## Set exercise:
Write out the data below in full, unchanged, minus the images.

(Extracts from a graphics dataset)
──────────

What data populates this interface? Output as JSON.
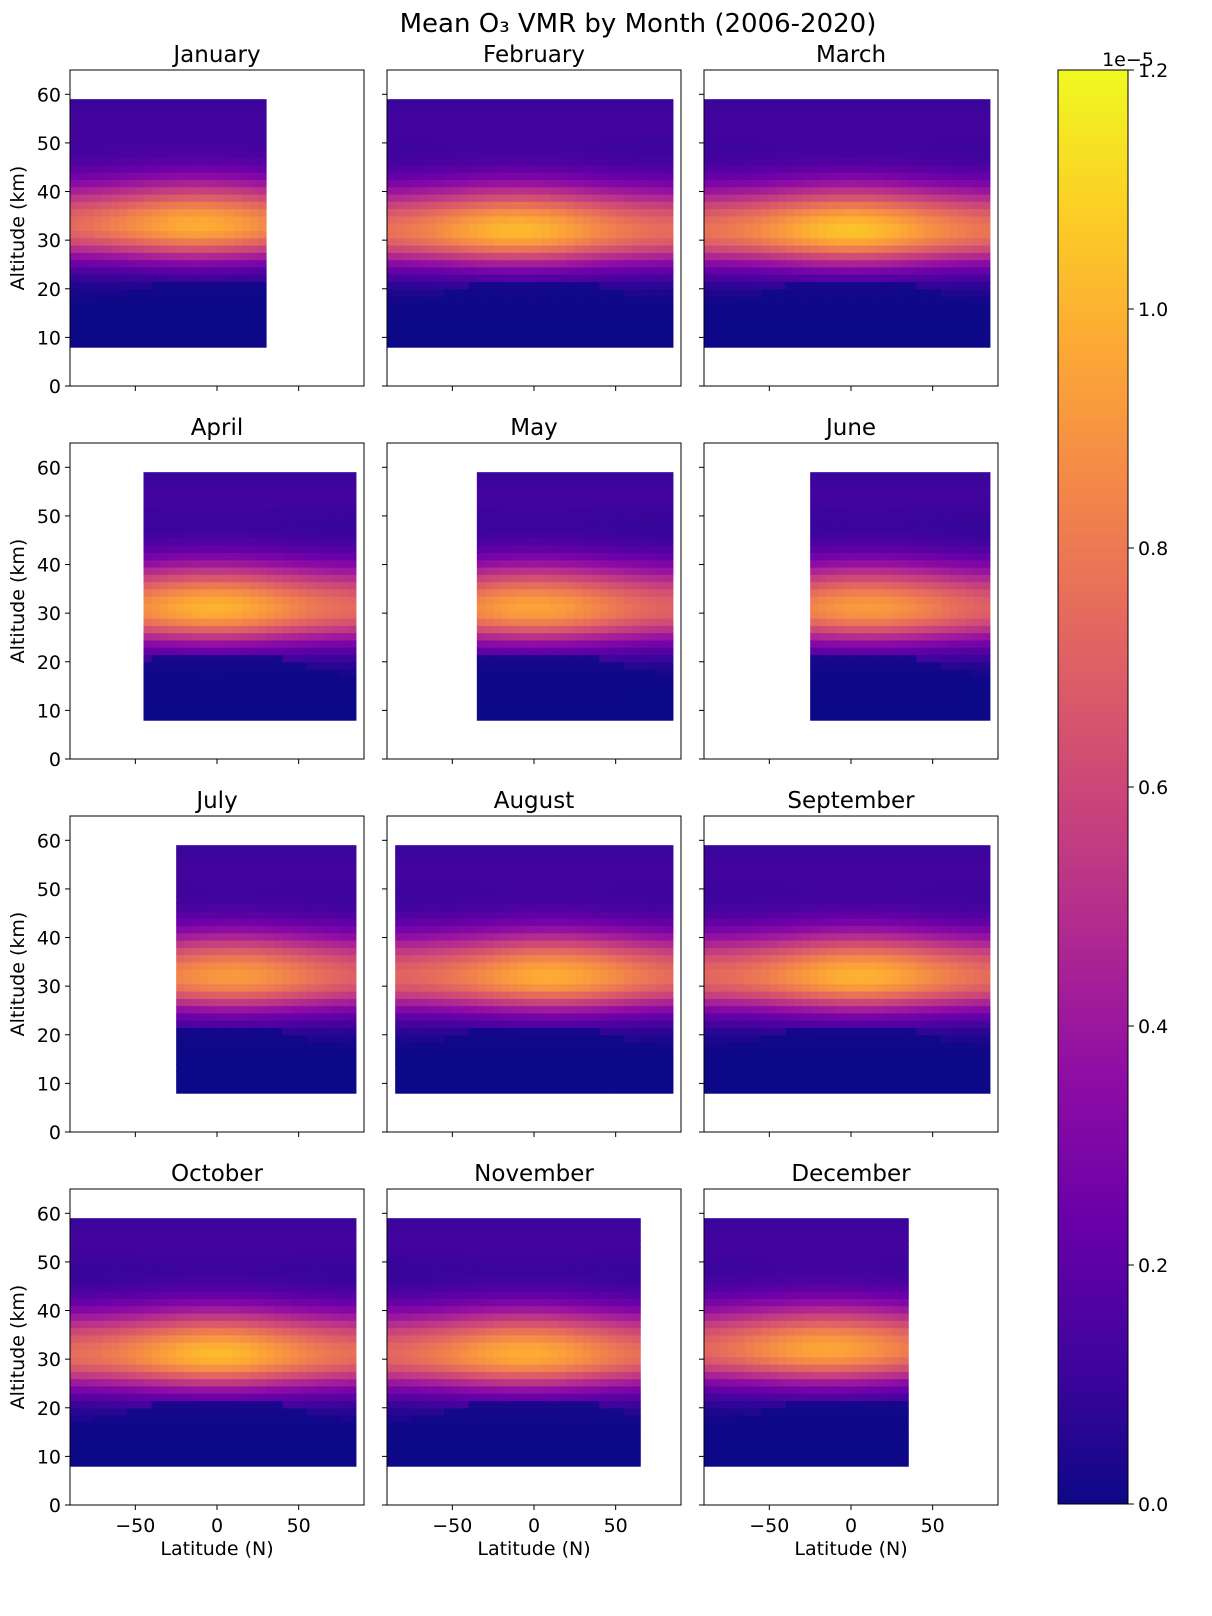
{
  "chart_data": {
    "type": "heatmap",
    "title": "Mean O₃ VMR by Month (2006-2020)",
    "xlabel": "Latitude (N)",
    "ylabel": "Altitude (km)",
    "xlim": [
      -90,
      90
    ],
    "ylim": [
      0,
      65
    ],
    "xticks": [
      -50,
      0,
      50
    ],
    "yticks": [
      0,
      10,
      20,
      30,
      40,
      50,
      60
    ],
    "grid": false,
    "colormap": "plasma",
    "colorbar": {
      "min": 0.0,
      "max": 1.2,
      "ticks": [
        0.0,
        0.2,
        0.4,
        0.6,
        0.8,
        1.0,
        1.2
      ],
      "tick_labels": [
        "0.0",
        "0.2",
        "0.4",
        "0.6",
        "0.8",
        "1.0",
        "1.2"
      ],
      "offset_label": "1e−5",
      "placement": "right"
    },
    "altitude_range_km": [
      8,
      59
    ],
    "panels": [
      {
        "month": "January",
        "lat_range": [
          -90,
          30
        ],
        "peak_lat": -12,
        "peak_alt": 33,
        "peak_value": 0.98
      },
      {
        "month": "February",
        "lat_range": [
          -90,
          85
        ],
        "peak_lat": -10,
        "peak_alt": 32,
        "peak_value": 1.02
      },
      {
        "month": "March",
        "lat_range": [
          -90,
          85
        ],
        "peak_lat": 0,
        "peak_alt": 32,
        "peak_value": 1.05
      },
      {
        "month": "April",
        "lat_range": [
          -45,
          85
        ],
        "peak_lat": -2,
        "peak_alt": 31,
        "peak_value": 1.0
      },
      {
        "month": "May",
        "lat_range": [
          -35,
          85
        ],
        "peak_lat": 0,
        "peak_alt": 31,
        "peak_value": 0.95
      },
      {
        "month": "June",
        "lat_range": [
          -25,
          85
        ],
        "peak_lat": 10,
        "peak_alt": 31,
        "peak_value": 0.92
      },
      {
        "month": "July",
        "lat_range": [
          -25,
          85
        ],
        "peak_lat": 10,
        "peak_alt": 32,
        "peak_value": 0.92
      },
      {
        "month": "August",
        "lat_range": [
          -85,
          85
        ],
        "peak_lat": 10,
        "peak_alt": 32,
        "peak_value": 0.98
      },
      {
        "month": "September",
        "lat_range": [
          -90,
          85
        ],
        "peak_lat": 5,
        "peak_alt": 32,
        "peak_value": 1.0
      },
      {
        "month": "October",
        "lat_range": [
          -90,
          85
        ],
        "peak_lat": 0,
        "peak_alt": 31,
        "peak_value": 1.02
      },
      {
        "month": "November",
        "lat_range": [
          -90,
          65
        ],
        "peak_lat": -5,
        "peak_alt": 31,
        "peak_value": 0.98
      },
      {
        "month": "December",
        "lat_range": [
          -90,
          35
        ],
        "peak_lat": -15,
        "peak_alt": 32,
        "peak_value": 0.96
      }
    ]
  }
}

──────────

## Solution:
What data populates this interface? Output as JSON.
{
  "chart_data": {
    "type": "heatmap",
    "title": "Mean O₃ VMR by Month (2006-2020)",
    "xlabel": "Latitude (N)",
    "ylabel": "Altitude (km)",
    "xlim": [
      -90,
      90
    ],
    "ylim": [
      0,
      65
    ],
    "xticks": [
      -50,
      0,
      50
    ],
    "yticks": [
      0,
      10,
      20,
      30,
      40,
      50,
      60
    ],
    "grid": false,
    "colormap": "plasma",
    "colorbar": {
      "min": 0.0,
      "max": 1.2,
      "ticks": [
        0.0,
        0.2,
        0.4,
        0.6,
        0.8,
        1.0,
        1.2
      ],
      "tick_labels": [
        "0.0",
        "0.2",
        "0.4",
        "0.6",
        "0.8",
        "1.0",
        "1.2"
      ],
      "offset_label": "1e−5",
      "placement": "right"
    },
    "altitude_range_km": [
      8,
      59
    ],
    "panels": [
      {
        "month": "January",
        "lat_range": [
          -90,
          30
        ],
        "peak_lat": -12,
        "peak_alt": 33,
        "peak_value": 0.98
      },
      {
        "month": "February",
        "lat_range": [
          -90,
          85
        ],
        "peak_lat": -10,
        "peak_alt": 32,
        "peak_value": 1.02
      },
      {
        "month": "March",
        "lat_range": [
          -90,
          85
        ],
        "peak_lat": 0,
        "peak_alt": 32,
        "peak_value": 1.05
      },
      {
        "month": "April",
        "lat_range": [
          -45,
          85
        ],
        "peak_lat": -2,
        "peak_alt": 31,
        "peak_value": 1.0
      },
      {
        "month": "May",
        "lat_range": [
          -35,
          85
        ],
        "peak_lat": 0,
        "peak_alt": 31,
        "peak_value": 0.95
      },
      {
        "month": "June",
        "lat_range": [
          -25,
          85
        ],
        "peak_lat": 10,
        "peak_alt": 31,
        "peak_value": 0.92
      },
      {
        "month": "July",
        "lat_range": [
          -25,
          85
        ],
        "peak_lat": 10,
        "peak_alt": 32,
        "peak_value": 0.92
      },
      {
        "month": "August",
        "lat_range": [
          -85,
          85
        ],
        "peak_lat": 10,
        "peak_alt": 32,
        "peak_value": 0.98
      },
      {
        "month": "September",
        "lat_range": [
          -90,
          85
        ],
        "peak_lat": 5,
        "peak_alt": 32,
        "peak_value": 1.0
      },
      {
        "month": "October",
        "lat_range": [
          -90,
          85
        ],
        "peak_lat": 0,
        "peak_alt": 31,
        "peak_value": 1.02
      },
      {
        "month": "November",
        "lat_range": [
          -90,
          65
        ],
        "peak_lat": -5,
        "peak_alt": 31,
        "peak_value": 0.98
      },
      {
        "month": "December",
        "lat_range": [
          -90,
          35
        ],
        "peak_lat": -15,
        "peak_alt": 32,
        "peak_value": 0.96
      }
    ]
  }
}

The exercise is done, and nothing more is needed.